Record excerpts ->
--- begin ---
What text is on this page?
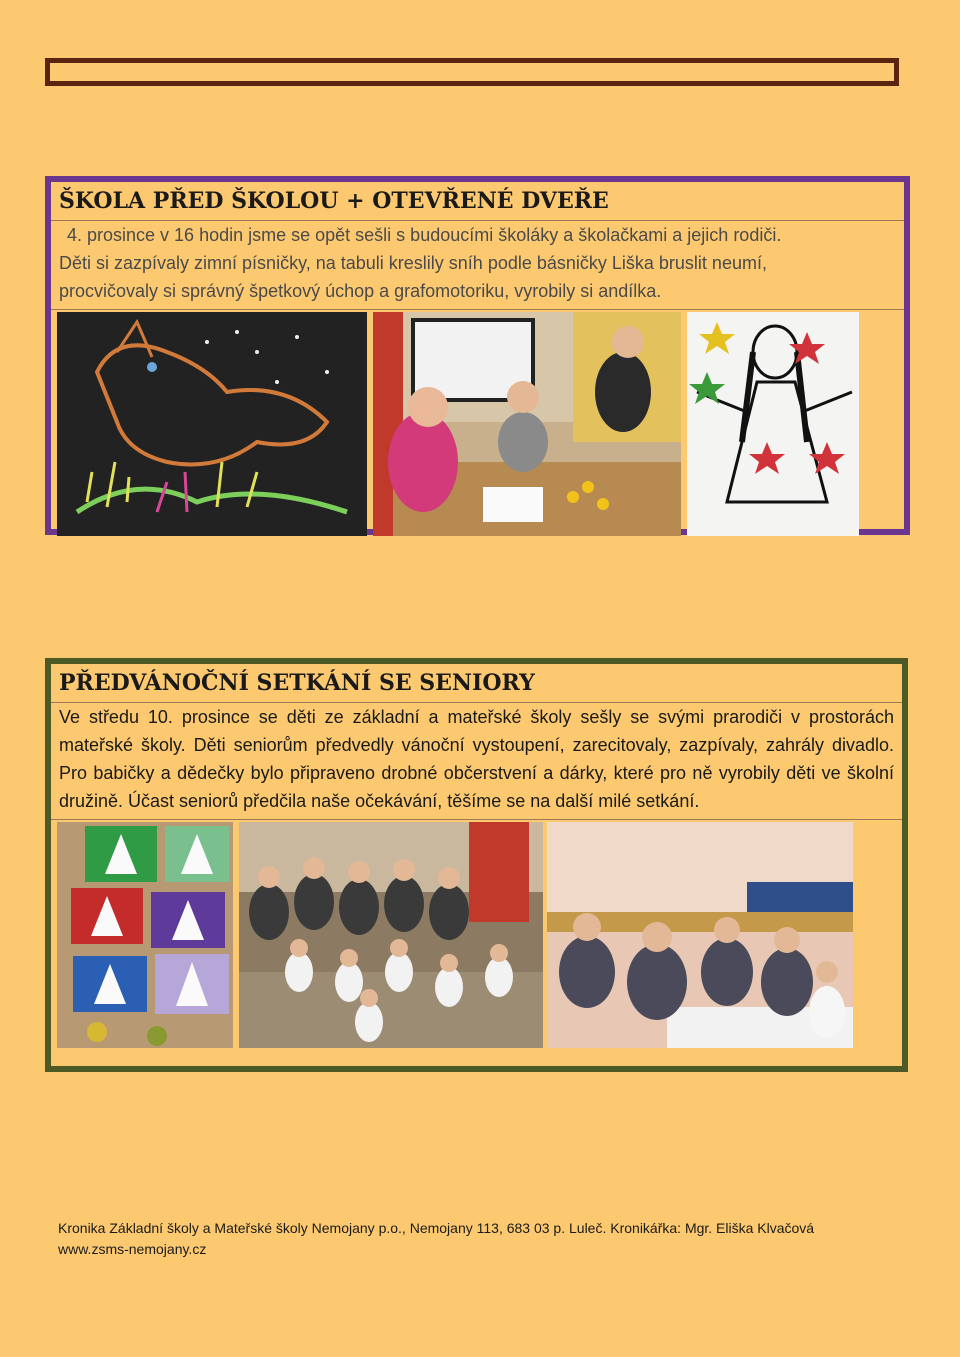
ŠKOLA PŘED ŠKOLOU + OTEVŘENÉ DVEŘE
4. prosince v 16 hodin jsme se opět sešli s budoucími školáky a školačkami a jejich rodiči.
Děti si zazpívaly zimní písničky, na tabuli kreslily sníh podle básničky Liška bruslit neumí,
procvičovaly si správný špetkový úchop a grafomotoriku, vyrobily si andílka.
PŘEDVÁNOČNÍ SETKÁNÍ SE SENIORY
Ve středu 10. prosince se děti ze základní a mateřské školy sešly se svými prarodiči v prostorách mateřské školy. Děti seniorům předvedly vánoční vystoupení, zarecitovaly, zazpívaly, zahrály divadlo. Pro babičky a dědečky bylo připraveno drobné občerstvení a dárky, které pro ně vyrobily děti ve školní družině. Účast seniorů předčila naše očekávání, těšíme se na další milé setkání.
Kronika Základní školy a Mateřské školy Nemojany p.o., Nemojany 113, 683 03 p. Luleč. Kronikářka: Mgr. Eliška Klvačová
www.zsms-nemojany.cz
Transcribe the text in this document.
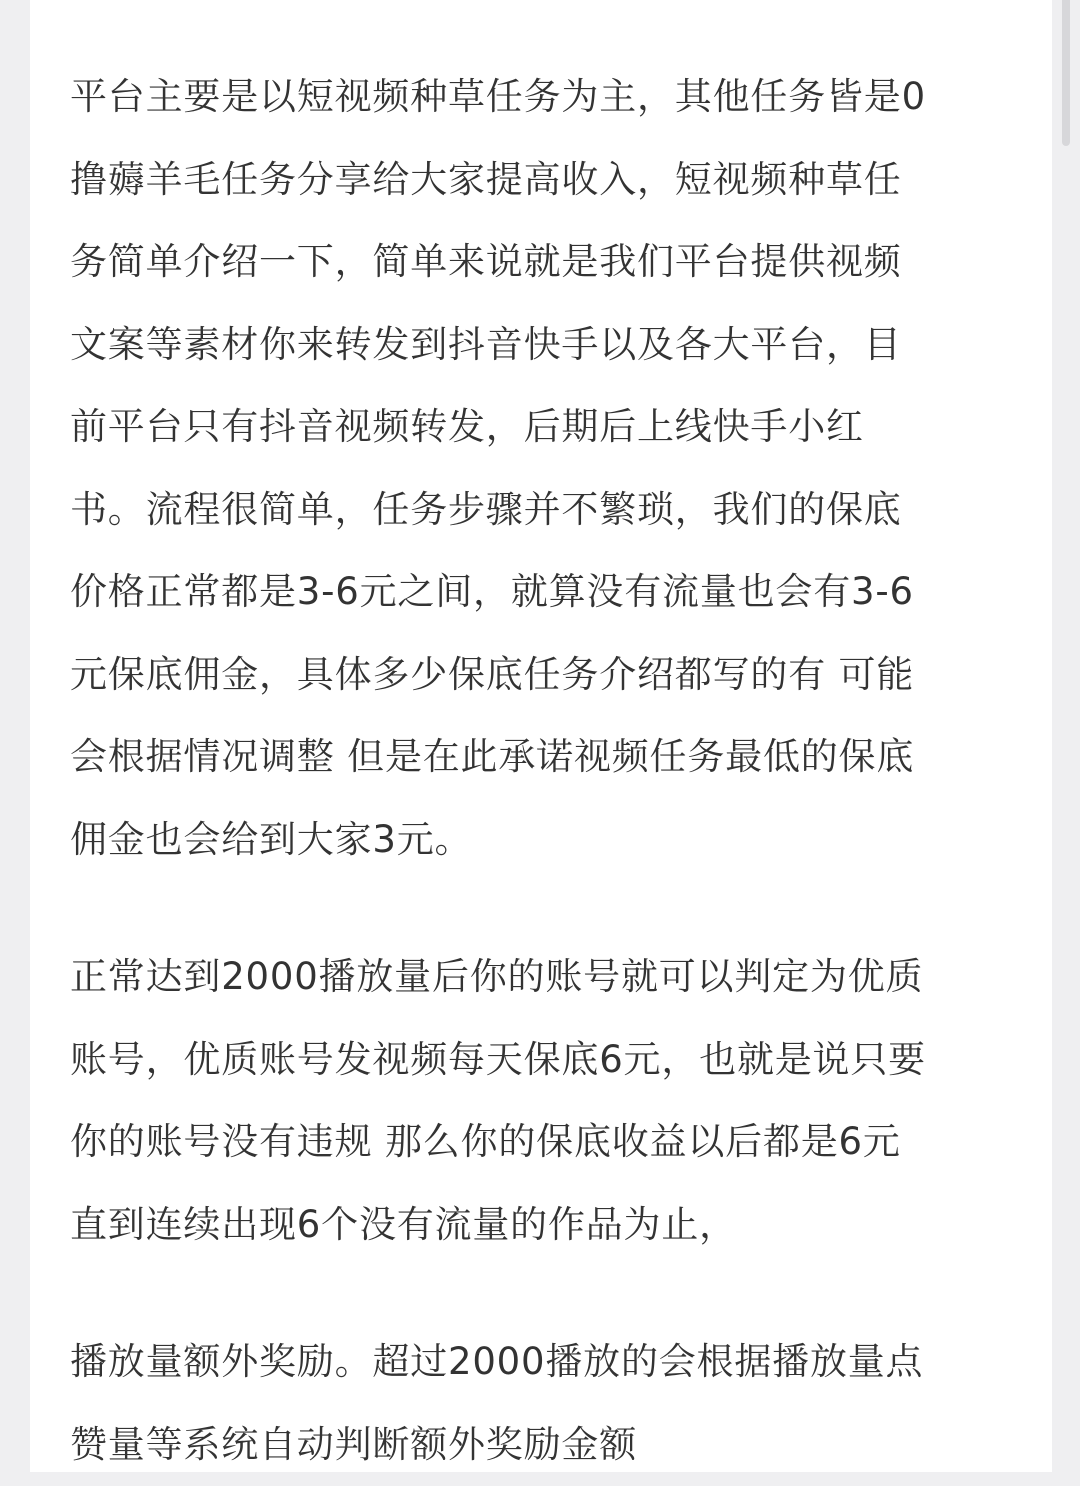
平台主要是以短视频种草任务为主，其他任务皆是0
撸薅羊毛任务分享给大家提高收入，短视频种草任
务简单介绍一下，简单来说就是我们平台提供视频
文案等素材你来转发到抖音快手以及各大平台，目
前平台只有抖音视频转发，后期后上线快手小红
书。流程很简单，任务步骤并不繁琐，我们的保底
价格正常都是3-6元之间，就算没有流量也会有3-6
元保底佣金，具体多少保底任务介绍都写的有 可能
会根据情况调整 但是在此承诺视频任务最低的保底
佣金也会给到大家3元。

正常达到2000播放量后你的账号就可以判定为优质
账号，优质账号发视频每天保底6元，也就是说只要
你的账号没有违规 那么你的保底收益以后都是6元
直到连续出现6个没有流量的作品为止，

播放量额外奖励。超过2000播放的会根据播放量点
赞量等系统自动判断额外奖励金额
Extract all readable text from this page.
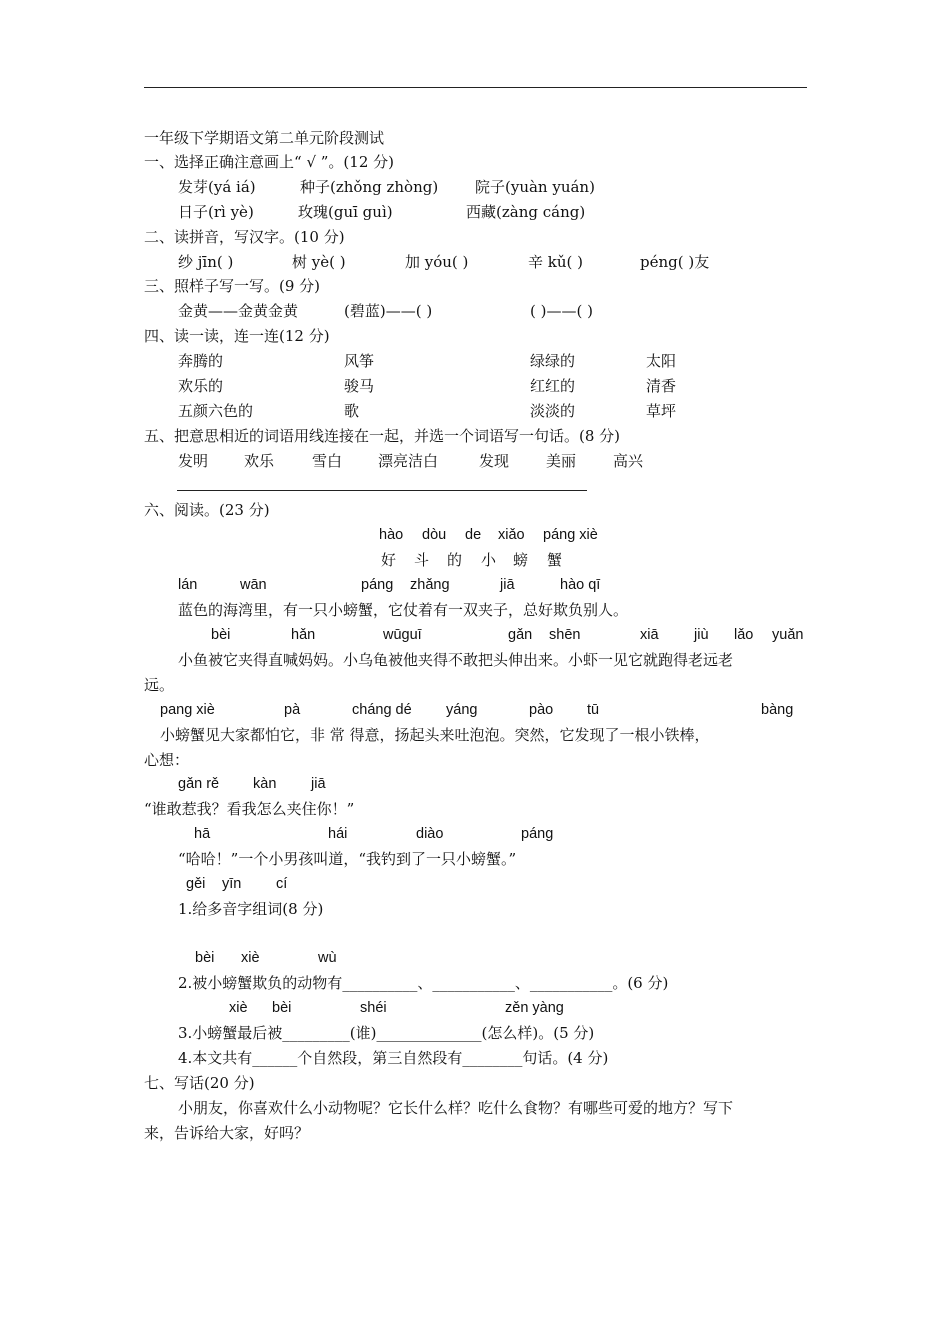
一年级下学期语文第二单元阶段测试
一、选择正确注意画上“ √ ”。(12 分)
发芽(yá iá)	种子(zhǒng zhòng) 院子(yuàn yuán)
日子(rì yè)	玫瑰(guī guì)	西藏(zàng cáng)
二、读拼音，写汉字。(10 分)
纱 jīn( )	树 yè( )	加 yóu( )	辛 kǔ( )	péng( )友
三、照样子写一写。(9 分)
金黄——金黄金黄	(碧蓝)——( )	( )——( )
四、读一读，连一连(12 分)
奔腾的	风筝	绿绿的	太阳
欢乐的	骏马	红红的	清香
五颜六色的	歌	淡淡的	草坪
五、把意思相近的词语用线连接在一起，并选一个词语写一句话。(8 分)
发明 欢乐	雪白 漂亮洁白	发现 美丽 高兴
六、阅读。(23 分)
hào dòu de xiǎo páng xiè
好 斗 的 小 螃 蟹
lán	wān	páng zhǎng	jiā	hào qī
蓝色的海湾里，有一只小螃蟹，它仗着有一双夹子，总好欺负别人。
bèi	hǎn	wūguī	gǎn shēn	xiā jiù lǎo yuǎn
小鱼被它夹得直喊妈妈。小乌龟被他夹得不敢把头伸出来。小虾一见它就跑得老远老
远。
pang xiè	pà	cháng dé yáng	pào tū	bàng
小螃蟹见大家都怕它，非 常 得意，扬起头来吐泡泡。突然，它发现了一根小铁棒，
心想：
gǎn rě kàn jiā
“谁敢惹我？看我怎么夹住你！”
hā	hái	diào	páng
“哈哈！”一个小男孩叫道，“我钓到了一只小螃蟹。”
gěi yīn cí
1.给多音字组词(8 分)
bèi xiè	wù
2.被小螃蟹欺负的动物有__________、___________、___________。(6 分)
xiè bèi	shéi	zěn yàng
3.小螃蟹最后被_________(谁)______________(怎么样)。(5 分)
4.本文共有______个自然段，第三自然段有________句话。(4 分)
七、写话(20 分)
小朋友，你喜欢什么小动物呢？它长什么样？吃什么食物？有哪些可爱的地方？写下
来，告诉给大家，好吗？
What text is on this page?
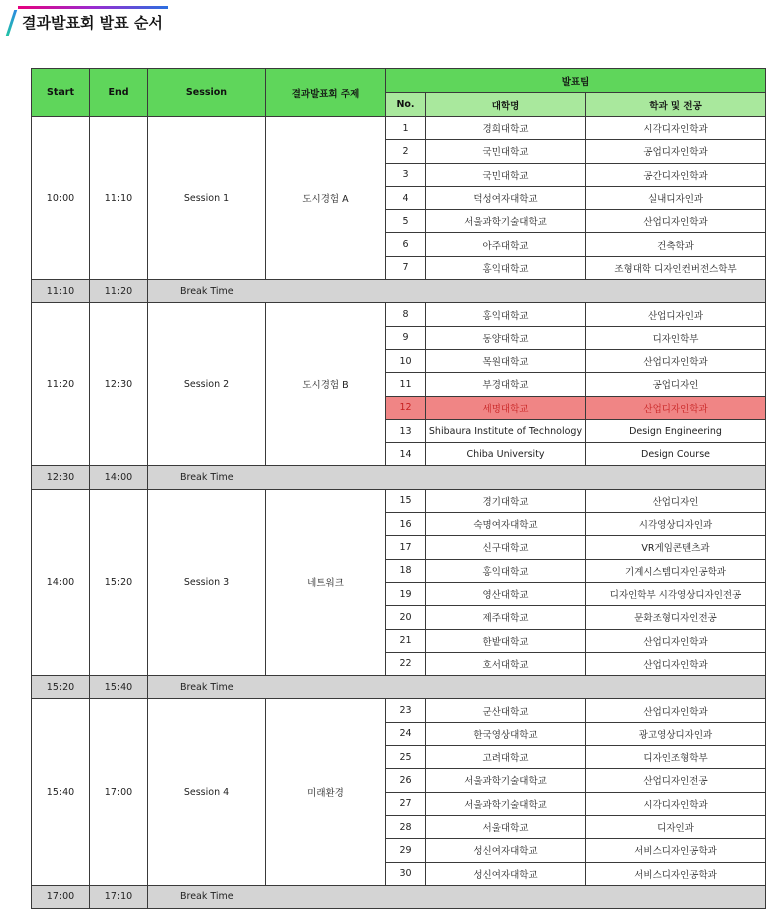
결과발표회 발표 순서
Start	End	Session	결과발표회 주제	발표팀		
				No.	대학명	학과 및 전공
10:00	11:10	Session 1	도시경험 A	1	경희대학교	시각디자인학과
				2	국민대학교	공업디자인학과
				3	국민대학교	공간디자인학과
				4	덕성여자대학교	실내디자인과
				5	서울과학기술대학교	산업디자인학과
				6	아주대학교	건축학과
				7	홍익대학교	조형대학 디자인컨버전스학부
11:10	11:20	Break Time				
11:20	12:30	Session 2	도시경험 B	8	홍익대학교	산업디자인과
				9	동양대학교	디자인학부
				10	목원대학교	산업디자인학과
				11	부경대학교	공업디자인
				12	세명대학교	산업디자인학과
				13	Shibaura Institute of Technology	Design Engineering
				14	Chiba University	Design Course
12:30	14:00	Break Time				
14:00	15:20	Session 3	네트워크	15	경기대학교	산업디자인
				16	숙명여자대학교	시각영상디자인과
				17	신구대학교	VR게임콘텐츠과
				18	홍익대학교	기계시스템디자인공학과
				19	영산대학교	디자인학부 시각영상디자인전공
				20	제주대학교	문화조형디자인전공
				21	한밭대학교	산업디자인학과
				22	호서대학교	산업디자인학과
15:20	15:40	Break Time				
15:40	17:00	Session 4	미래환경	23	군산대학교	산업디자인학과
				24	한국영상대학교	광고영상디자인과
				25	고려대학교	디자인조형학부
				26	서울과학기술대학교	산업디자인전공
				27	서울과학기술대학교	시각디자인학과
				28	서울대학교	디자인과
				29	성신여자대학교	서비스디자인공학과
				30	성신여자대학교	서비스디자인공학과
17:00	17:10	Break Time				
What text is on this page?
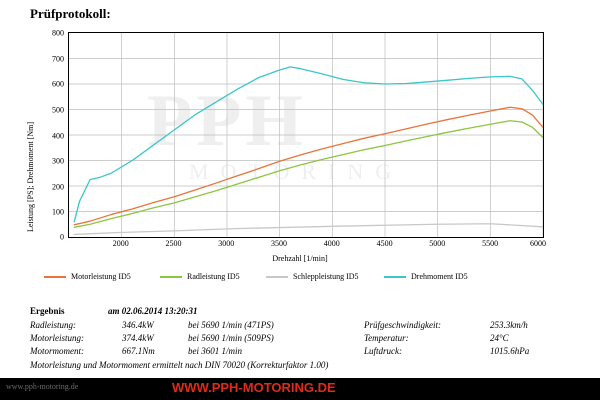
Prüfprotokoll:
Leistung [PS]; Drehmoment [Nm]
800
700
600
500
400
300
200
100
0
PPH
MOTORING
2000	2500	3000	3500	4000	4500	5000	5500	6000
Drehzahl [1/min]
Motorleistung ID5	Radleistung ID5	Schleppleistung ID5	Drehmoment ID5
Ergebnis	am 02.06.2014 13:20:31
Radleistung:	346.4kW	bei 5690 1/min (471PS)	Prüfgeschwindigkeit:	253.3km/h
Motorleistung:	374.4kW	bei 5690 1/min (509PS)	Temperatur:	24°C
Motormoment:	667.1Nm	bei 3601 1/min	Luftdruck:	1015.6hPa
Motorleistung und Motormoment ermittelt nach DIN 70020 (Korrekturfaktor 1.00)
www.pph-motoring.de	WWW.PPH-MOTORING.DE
--- end ---
Return the listing above in full and without alteration, excluding its pictures.

The response ->
What text is on this page?
ŠKOLA PŘED ŠKOLOU + OTEVŘENÉ DVEŘE
4. prosince v 16 hodin jsme se opět sešli s budoucími školáky a školačkami a jejich rodiči.
Děti si zazpívaly zimní písničky, na tabuli kreslily sníh podle básničky Liška bruslit neumí,
procvičovaly si správný špetkový úchop a grafomotoriku, vyrobily si andílka.
PŘEDVÁNOČNÍ SETKÁNÍ SE SENIORY
Ve středu 10. prosince se děti ze základní a mateřské školy sešly se svými prarodiči v prostorách mateřské školy. Děti seniorům předvedly vánoční vystoupení, zarecitovaly, zazpívaly, zahrály divadlo. Pro babičky a dědečky bylo připraveno drobné občerstvení a dárky, které pro ně vyrobily děti ve školní družině. Účast seniorů předčila naše očekávání, těšíme se na další milé setkání.
Kronika Základní školy a Mateřské školy Nemojany p.o., Nemojany 113, 683 03 p. Luleč. Kronikářka: Mgr. Eliška Klvačová
www.zsms-nemojany.cz
Transcribe the text in this document.
平台主要是以短视频种草任务为主，其他任务皆是0
撸薅羊毛任务分享给大家提高收入，短视频种草任
务简单介绍一下，简单来说就是我们平台提供视频
文案等素材你来转发到抖音快手以及各大平台，目
前平台只有抖音视频转发，后期后上线快手小红
书。流程很简单，任务步骤并不繁琐，我们的保底
价格正常都是3-6元之间，就算没有流量也会有3-6
元保底佣金，具体多少保底任务介绍都写的有 可能
会根据情况调整 但是在此承诺视频任务最低的保底
佣金也会给到大家3元。

正常达到2000播放量后你的账号就可以判定为优质
账号，优质账号发视频每天保底6元，也就是说只要
你的账号没有违规 那么你的保底收益以后都是6元
直到连续出现6个没有流量的作品为止，

播放量额外奖励。超过2000播放的会根据播放量点
赞量等系统自动判断额外奖励金额
Extract all readable text from this page.
一年级下学期语文第二单元阶段测试
一、选择正确注意画上“ √ ”。(12 分)
发芽(yá iá)	种子(zhǒng zhòng) 院子(yuàn yuán)
日子(rì yè)	玫瑰(guī guì)	西藏(zàng cáng)
二、读拼音，写汉字。(10 分)
纱 jīn( )	树 yè( )	加 yóu( )	辛 kǔ( )	péng( )友
三、照样子写一写。(9 分)
金黄——金黄金黄	(碧蓝)——( )	( )——( )
四、读一读，连一连(12 分)
奔腾的	风筝	绿绿的	太阳
欢乐的	骏马	红红的	清香
五颜六色的	歌	淡淡的	草坪
五、把意思相近的词语用线连接在一起，并选一个词语写一句话。(8 分)
发明 欢乐	雪白 漂亮洁白	发现 美丽 高兴
六、阅读。(23 分)
hào dòu de xiǎo páng xiè
好 斗 的 小 螃 蟹
lán	wān	páng zhǎng	jiā	hào qī
蓝色的海湾里，有一只小螃蟹，它仗着有一双夹子，总好欺负别人。
bèi	hǎn	wūguī	gǎn shēn	xiā jiù lǎo yuǎn
小鱼被它夹得直喊妈妈。小乌龟被他夹得不敢把头伸出来。小虾一见它就跑得老远老
远。
pang xiè	pà	cháng dé yáng	pào tū	bàng
小螃蟹见大家都怕它，非 常 得意，扬起头来吐泡泡。突然，它发现了一根小铁棒，
心想：
gǎn rě kàn jiā
“谁敢惹我？看我怎么夹住你！”
hā	hái	diào	páng
“哈哈！”一个小男孩叫道，“我钓到了一只小螃蟹。”
gěi yīn cí
1.给多音字组词(8 分)
bèi xiè	wù
2.被小螃蟹欺负的动物有__________、___________、___________。(6 分)
xiè bèi	shéi	zěn yàng
3.小螃蟹最后被_________(谁)______________(怎么样)。(5 分)
4.本文共有______个自然段，第三自然段有________句话。(4 分)
七、写话(20 分)
小朋友，你喜欢什么小动物呢？它长什么样？吃什么食物？有哪些可爱的地方？写下
来，告诉给大家，好吗？
What text is on this page?
결과발표회 발표 순서
Start	End	Session	결과발표회 주제	발표팀		
				No.	대학명	학과 및 전공
10:00	11:10	Session 1	도시경험 A	1	경희대학교	시각디자인학과
				2	국민대학교	공업디자인학과
				3	국민대학교	공간디자인학과
				4	덕성여자대학교	실내디자인과
				5	서울과학기술대학교	산업디자인학과
				6	아주대학교	건축학과
				7	홍익대학교	조형대학 디자인컨버전스학부
11:10	11:20	Break Time				
11:20	12:30	Session 2	도시경험 B	8	홍익대학교	산업디자인과
				9	동양대학교	디자인학부
				10	목원대학교	산업디자인학과
				11	부경대학교	공업디자인
				12	세명대학교	산업디자인학과
				13	Shibaura Institute of Technology	Design Engineering
				14	Chiba University	Design Course
12:30	14:00	Break Time				
14:00	15:20	Session 3	네트워크	15	경기대학교	산업디자인
				16	숙명여자대학교	시각영상디자인과
				17	신구대학교	VR게임콘텐츠과
				18	홍익대학교	기계시스템디자인공학과
				19	영산대학교	디자인학부 시각영상디자인전공
				20	제주대학교	문화조형디자인전공
				21	한밭대학교	산업디자인학과
				22	호서대학교	산업디자인학과
15:20	15:40	Break Time				
15:40	17:00	Session 4	미래환경	23	군산대학교	산업디자인학과
				24	한국영상대학교	광고영상디자인과
				25	고려대학교	디자인조형학부
				26	서울과학기술대학교	산업디자인전공
				27	서울과학기술대학교	시각디자인학과
				28	서울대학교	디자인과
				29	성신여자대학교	서비스디자인공학과
				30	성신여자대학교	서비스디자인공학과
17:00	17:10	Break Time				
What text is on this page?
Prüfprotokoll:
Leistung [PS]; Drehmoment [Nm]
800
700
600
500
400
300
200
100
0
PPH
MOTORING
2000	2500	3000	3500	4000	4500	5000	5500	6000
Drehzahl [1/min]
Motorleistung ID5	Radleistung ID5	Schleppleistung ID5	Drehmoment ID5
Ergebnis	am 02.06.2014 13:20:31
Radleistung:	346.4kW	bei 5690 1/min (471PS)	Prüfgeschwindigkeit:	253.3km/h
Motorleistung:	374.4kW	bei 5690 1/min (509PS)	Temperatur:	24°C
Motormoment:	667.1Nm	bei 3601 1/min	Luftdruck:	1015.6hPa
Motorleistung und Motormoment ermittelt nach DIN 70020 (Korrekturfaktor 1.00)
www.pph-motoring.de	WWW.PPH-MOTORING.DE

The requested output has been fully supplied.